[begin THE DATA]

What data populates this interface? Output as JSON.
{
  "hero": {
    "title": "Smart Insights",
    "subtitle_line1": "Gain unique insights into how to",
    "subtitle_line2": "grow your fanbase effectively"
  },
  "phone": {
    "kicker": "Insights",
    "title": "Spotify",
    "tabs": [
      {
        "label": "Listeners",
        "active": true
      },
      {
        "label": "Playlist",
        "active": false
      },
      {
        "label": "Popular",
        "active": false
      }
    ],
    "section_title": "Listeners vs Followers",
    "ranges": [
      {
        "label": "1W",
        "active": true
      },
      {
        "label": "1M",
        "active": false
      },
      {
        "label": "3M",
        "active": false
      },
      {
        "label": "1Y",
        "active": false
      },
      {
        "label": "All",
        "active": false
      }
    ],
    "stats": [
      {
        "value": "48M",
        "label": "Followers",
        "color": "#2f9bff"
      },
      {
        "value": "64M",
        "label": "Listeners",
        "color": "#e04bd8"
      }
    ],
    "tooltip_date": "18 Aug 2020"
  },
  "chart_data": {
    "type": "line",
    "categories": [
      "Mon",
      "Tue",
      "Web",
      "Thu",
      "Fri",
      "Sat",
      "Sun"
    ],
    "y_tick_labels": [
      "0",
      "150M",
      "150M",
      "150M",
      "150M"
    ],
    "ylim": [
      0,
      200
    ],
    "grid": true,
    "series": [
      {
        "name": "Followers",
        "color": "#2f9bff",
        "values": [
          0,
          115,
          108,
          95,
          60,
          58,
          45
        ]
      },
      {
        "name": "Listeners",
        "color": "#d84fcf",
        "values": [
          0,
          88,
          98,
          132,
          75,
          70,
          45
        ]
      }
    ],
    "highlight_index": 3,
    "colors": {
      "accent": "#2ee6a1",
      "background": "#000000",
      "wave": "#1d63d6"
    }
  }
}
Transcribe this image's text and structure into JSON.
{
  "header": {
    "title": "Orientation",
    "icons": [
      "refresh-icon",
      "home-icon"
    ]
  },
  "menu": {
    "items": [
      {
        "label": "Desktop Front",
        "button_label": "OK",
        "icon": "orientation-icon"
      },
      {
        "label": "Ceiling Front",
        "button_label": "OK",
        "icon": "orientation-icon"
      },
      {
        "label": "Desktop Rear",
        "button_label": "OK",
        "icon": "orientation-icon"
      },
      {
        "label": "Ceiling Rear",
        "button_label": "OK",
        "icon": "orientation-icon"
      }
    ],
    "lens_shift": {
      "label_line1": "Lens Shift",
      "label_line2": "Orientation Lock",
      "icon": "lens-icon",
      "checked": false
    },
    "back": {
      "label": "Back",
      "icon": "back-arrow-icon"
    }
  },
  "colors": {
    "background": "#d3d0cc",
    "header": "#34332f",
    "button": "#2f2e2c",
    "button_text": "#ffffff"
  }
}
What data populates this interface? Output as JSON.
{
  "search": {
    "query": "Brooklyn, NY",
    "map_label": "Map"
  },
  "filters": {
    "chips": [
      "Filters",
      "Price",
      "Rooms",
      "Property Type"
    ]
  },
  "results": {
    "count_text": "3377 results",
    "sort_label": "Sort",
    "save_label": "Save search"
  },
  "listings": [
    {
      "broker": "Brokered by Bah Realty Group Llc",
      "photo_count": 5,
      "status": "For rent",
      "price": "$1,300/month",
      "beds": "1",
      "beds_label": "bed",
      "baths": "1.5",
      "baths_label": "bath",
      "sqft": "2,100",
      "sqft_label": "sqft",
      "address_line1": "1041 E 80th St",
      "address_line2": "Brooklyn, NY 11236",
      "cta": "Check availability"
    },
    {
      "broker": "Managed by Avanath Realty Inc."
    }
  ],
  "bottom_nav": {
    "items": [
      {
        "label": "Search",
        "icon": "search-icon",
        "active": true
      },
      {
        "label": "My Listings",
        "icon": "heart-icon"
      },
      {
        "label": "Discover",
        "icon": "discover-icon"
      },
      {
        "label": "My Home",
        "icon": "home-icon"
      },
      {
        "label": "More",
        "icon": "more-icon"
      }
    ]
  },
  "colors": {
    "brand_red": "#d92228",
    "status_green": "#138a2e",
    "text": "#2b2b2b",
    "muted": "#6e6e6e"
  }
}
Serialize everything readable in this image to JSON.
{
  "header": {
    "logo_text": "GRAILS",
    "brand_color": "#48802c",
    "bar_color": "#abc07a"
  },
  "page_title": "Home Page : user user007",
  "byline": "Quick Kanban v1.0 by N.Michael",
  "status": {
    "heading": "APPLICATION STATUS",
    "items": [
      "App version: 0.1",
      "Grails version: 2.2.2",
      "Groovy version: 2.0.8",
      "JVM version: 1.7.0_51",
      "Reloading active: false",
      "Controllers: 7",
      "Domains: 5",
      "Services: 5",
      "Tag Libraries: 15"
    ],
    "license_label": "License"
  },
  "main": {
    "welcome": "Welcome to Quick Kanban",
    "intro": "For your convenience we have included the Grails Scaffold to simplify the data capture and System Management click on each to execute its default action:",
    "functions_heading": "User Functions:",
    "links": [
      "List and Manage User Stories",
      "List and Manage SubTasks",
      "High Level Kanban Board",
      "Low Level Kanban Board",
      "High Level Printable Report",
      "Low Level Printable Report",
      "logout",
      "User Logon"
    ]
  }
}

[end THE DATA]

_INSTRUCTIONS FOR THE TASK_
Take the listing above and write it out again exactly.

_OUTPUT FOR THIS EXERCISE_
What data populates this interface? Output as JSON.
{
  "hero": {
    "title": "Smart Insights",
    "subtitle_line1": "Gain unique insights into how to",
    "subtitle_line2": "grow your fanbase effectively"
  },
  "phone": {
    "kicker": "Insights",
    "title": "Spotify",
    "tabs": [
      {
        "label": "Listeners",
        "active": true
      },
      {
        "label": "Playlist",
        "active": false
      },
      {
        "label": "Popular",
        "active": false
      }
    ],
    "section_title": "Listeners vs Followers",
    "ranges": [
      {
        "label": "1W",
        "active": true
      },
      {
        "label": "1M",
        "active": false
      },
      {
        "label": "3M",
        "active": false
      },
      {
        "label": "1Y",
        "active": false
      },
      {
        "label": "All",
        "active": false
      }
    ],
    "stats": [
      {
        "value": "48M",
        "label": "Followers",
        "color": "#2f9bff"
      },
      {
        "value": "64M",
        "label": "Listeners",
        "color": "#e04bd8"
      }
    ],
    "tooltip_date": "18 Aug 2020"
  },
  "chart_data": {
    "type": "line",
    "categories": [
      "Mon",
      "Tue",
      "Web",
      "Thu",
      "Fri",
      "Sat",
      "Sun"
    ],
    "y_tick_labels": [
      "0",
      "150M",
      "150M",
      "150M",
      "150M"
    ],
    "ylim": [
      0,
      200
    ],
    "grid": true,
    "series": [
      {
        "name": "Followers",
        "color": "#2f9bff",
        "values": [
          0,
          115,
          108,
          95,
          60,
          58,
          45
        ]
      },
      {
        "name": "Listeners",
        "color": "#d84fcf",
        "values": [
          0,
          88,
          98,
          132,
          75,
          70,
          45
        ]
      }
    ],
    "highlight_index": 3,
    "colors": {
      "accent": "#2ee6a1",
      "background": "#000000",
      "wave": "#1d63d6"
    }
  }
}
Transcribe this image's text and structure into JSON.
{
  "header": {
    "title": "Orientation",
    "icons": [
      "refresh-icon",
      "home-icon"
    ]
  },
  "menu": {
    "items": [
      {
        "label": "Desktop Front",
        "button_label": "OK",
        "icon": "orientation-icon"
      },
      {
        "label": "Ceiling Front",
        "button_label": "OK",
        "icon": "orientation-icon"
      },
      {
        "label": "Desktop Rear",
        "button_label": "OK",
        "icon": "orientation-icon"
      },
      {
        "label": "Ceiling Rear",
        "button_label": "OK",
        "icon": "orientation-icon"
      }
    ],
    "lens_shift": {
      "label_line1": "Lens Shift",
      "label_line2": "Orientation Lock",
      "icon": "lens-icon",
      "checked": false
    },
    "back": {
      "label": "Back",
      "icon": "back-arrow-icon"
    }
  },
  "colors": {
    "background": "#d3d0cc",
    "header": "#34332f",
    "button": "#2f2e2c",
    "button_text": "#ffffff"
  }
}
What data populates this interface? Output as JSON.
{
  "search": {
    "query": "Brooklyn, NY",
    "map_label": "Map"
  },
  "filters": {
    "chips": [
      "Filters",
      "Price",
      "Rooms",
      "Property Type"
    ]
  },
  "results": {
    "count_text": "3377 results",
    "sort_label": "Sort",
    "save_label": "Save search"
  },
  "listings": [
    {
      "broker": "Brokered by Bah Realty Group Llc",
      "photo_count": 5,
      "status": "For rent",
      "price": "$1,300/month",
      "beds": "1",
      "beds_label": "bed",
      "baths": "1.5",
      "baths_label": "bath",
      "sqft": "2,100",
      "sqft_label": "sqft",
      "address_line1": "1041 E 80th St",
      "address_line2": "Brooklyn, NY 11236",
      "cta": "Check availability"
    },
    {
      "broker": "Managed by Avanath Realty Inc."
    }
  ],
  "bottom_nav": {
    "items": [
      {
        "label": "Search",
        "icon": "search-icon",
        "active": true
      },
      {
        "label": "My Listings",
        "icon": "heart-icon"
      },
      {
        "label": "Discover",
        "icon": "discover-icon"
      },
      {
        "label": "My Home",
        "icon": "home-icon"
      },
      {
        "label": "More",
        "icon": "more-icon"
      }
    ]
  },
  "colors": {
    "brand_red": "#d92228",
    "status_green": "#138a2e",
    "text": "#2b2b2b",
    "muted": "#6e6e6e"
  }
}
Serialize everything readable in this image to JSON.
{
  "header": {
    "logo_text": "GRAILS",
    "brand_color": "#48802c",
    "bar_color": "#abc07a"
  },
  "page_title": "Home Page : user user007",
  "byline": "Quick Kanban v1.0 by N.Michael",
  "status": {
    "heading": "APPLICATION STATUS",
    "items": [
      "App version: 0.1",
      "Grails version: 2.2.2",
      "Groovy version: 2.0.8",
      "JVM version: 1.7.0_51",
      "Reloading active: false",
      "Controllers: 7",
      "Domains: 5",
      "Services: 5",
      "Tag Libraries: 15"
    ],
    "license_label": "License"
  },
  "main": {
    "welcome": "Welcome to Quick Kanban",
    "intro": "For your convenience we have included the Grails Scaffold to simplify the data capture and System Management click on each to execute its default action:",
    "functions_heading": "User Functions:",
    "links": [
      "List and Manage User Stories",
      "List and Manage SubTasks",
      "High Level Kanban Board",
      "Low Level Kanban Board",
      "High Level Printable Report",
      "Low Level Printable Report",
      "logout",
      "User Logon"
    ]
  }
}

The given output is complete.